Passage provided Block Start

Shenzhen Kaifa Technology Co., Ltd.
- Native name: 深圳长城开发科技股份有限公司
- Romanized name: shēn zhèn zhǎng chéng kāi fā kē jì gǔ fèn yǒu xiàn gōng sī
- Type: Public
- Traded as: SZSE: 000021;
- ISIN: 000021.SZ
- Industry: Conglomerate
- Founded: 4 July 1985; 41 years ago
- Founder: Tan Wenzhi
- Headquarters: Futian, Shenzhen, China
- Area served: Worldwide
- Key people: James Zhou (Chairman);
- Revenue: CN¥23.3021 billion (2018)
- Operating income: CN¥0.7691 billion (2018)
- Net income: CN¥0.315 billion (2018)
- Total assets: CN¥0.6105 billion (2018)
- Total equity: CN¥0.22 billion (2018)
- Number of employees: 25000 (09 2020)

Passage provided Block End
Records supplied Block Start

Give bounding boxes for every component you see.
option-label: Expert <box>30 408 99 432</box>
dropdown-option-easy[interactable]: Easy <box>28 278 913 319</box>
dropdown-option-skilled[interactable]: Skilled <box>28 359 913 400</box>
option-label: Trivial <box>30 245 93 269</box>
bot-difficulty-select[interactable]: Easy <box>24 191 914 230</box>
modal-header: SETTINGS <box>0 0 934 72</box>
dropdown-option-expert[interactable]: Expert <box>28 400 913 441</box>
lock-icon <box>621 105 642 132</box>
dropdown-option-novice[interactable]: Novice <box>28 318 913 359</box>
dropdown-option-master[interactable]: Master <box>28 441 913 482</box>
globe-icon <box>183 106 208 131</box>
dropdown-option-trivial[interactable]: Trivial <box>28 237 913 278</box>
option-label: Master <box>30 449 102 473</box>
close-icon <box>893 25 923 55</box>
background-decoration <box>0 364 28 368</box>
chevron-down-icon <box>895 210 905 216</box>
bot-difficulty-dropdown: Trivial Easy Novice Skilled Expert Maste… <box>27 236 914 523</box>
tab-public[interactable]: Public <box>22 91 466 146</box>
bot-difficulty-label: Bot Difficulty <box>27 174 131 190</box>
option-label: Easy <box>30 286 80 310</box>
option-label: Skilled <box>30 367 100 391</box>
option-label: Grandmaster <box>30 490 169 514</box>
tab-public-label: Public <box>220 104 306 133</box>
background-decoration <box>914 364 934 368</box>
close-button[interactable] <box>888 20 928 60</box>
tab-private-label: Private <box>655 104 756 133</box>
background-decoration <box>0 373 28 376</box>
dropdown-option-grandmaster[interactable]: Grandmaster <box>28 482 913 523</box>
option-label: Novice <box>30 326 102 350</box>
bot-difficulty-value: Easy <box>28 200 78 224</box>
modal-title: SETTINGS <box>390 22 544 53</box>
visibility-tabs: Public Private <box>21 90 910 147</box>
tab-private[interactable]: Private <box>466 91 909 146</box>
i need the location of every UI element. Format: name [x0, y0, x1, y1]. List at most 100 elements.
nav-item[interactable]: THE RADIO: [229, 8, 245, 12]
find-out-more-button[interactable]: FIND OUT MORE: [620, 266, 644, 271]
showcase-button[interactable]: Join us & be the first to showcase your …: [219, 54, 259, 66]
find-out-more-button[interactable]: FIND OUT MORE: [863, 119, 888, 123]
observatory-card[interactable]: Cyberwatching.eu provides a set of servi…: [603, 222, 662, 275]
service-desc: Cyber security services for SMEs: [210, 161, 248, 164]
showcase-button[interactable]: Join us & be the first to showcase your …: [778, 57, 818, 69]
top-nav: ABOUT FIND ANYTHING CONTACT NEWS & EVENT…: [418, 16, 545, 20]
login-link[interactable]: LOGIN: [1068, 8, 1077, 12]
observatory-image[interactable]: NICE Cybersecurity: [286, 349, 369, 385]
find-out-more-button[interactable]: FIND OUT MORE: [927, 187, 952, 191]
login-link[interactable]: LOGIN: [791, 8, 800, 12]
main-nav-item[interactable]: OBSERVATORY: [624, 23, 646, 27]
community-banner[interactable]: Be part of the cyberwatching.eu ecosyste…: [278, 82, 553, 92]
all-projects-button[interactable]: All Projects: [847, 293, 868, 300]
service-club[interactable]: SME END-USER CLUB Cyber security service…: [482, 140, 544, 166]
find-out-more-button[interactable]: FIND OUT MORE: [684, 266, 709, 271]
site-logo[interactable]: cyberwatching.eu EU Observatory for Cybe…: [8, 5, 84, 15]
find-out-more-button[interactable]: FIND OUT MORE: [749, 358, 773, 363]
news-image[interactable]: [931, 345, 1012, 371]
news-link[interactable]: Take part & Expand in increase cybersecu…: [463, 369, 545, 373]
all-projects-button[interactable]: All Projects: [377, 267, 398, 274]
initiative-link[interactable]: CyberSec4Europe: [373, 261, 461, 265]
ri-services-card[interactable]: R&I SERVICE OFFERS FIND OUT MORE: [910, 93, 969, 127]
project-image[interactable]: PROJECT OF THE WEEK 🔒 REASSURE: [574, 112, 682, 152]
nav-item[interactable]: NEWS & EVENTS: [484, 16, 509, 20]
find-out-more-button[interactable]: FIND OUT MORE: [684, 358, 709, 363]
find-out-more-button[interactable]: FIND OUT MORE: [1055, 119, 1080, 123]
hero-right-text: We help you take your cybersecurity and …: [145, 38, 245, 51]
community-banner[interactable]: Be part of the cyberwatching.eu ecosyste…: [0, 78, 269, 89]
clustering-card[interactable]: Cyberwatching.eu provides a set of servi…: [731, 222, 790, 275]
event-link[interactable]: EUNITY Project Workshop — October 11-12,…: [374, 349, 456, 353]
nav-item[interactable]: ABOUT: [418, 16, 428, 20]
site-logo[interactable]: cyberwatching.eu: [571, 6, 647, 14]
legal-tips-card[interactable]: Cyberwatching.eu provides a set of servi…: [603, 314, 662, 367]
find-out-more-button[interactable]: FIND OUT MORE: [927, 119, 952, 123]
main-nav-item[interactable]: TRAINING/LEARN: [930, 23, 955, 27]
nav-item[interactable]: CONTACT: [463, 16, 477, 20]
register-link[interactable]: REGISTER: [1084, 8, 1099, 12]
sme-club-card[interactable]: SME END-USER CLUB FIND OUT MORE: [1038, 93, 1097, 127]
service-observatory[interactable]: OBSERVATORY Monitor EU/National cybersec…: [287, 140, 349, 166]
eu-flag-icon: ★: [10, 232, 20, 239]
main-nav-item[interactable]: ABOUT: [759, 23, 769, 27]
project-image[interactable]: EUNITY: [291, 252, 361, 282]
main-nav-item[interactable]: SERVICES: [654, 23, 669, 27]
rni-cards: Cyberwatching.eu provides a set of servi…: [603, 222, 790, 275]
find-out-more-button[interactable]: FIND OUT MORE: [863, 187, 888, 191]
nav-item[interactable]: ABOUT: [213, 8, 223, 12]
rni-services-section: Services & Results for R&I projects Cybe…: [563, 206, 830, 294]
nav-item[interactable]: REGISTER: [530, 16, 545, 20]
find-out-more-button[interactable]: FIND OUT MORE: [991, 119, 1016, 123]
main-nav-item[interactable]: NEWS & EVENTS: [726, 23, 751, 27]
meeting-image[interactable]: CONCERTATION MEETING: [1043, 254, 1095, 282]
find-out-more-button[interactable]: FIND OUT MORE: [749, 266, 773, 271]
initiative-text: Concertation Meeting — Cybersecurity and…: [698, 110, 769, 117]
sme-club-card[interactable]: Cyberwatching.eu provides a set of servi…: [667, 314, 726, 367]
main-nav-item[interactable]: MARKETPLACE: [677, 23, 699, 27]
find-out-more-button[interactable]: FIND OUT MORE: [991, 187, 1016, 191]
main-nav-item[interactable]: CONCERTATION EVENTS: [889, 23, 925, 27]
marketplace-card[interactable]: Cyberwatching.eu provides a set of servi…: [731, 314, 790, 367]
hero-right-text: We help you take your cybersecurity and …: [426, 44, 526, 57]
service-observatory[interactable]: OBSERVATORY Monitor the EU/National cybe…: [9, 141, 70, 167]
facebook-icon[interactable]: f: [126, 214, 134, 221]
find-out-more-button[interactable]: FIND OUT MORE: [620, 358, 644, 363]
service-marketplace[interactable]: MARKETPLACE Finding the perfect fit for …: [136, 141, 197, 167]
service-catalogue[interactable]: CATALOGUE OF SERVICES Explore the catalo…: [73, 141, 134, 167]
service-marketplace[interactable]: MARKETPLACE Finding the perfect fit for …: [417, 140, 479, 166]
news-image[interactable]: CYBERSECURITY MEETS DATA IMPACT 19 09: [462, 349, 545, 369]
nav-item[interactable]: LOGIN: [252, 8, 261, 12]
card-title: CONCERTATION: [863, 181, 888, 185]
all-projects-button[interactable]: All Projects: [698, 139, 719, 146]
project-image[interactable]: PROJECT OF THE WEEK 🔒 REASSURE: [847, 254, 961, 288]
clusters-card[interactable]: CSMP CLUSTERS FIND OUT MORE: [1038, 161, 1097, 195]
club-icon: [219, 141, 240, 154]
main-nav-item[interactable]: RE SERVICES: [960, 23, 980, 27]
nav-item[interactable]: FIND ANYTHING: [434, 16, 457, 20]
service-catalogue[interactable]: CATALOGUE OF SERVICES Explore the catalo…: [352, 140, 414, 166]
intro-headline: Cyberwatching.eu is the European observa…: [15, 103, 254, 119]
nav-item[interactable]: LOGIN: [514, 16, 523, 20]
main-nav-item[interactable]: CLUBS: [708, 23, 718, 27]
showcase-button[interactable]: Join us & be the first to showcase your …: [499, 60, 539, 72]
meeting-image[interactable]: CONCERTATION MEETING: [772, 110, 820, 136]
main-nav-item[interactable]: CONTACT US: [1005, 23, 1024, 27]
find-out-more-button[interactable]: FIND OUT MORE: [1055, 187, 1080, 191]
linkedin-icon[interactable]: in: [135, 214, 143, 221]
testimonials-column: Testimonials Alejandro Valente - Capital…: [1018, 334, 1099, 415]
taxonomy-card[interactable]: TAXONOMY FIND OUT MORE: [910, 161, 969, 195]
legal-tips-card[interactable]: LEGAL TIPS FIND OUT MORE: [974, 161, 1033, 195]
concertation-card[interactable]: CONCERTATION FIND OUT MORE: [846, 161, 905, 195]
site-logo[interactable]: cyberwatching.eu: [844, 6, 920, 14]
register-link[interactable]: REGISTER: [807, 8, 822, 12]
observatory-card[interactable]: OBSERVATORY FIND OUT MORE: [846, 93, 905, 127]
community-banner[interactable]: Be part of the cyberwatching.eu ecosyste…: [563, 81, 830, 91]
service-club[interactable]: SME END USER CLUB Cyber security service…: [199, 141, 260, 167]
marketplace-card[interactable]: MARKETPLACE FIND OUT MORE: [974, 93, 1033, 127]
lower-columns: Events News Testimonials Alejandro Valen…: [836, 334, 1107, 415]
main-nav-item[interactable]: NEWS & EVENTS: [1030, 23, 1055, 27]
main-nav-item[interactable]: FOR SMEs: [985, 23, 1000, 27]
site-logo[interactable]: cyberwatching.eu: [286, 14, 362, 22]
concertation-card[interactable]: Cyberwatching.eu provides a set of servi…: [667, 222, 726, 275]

Records supplied Block End

Requirement 1.
Reproduce the part of the Shenzhen Kaifa profile starting at "Shenzhen Kaifa Technology" and ending at "CN¥23.3021 billion (2018)".
Requirement 2.
According to the Shenzhen Kaifa profile, who founded the company?
Requirement 3.
List every financial measure that the Shenzhen Kaifa profile reports for 2018, along with its amount.
The records have no connection to the Shenzhen Kaifa profile.

Response area 1.
Shenzhen Kaifa Technology Co., Ltd.
- Native name: 深圳长城开发科技股份有限公司
- Romanized name: shēn zhèn zhǎng chéng kāi fā kē jì gǔ fèn yǒu xiàn gōng sī
- Type: Public
- Traded as: SZSE: 000021;
- ISIN: 000021.SZ
- Industry: Conglomerate
- Founded: 4 July 1985; 41 years ago
- Founder: Tan Wenzhi
- Headquarters: Futian, Shenzhen, China
- Area served: Worldwide
- Key people: James Zhou (Chairman);
- Revenue: CN¥23.3021 billion (2018)

Response area 2.
Tan Wenzhi

Response area 3.
- Revenue: CN¥23.3021 billion
- Operating income: CN¥0.7691 billion
- Net income: CN¥0.315 billion
- Total assets: CN¥0.6105 billion
- Total equity: CN¥0.22 billion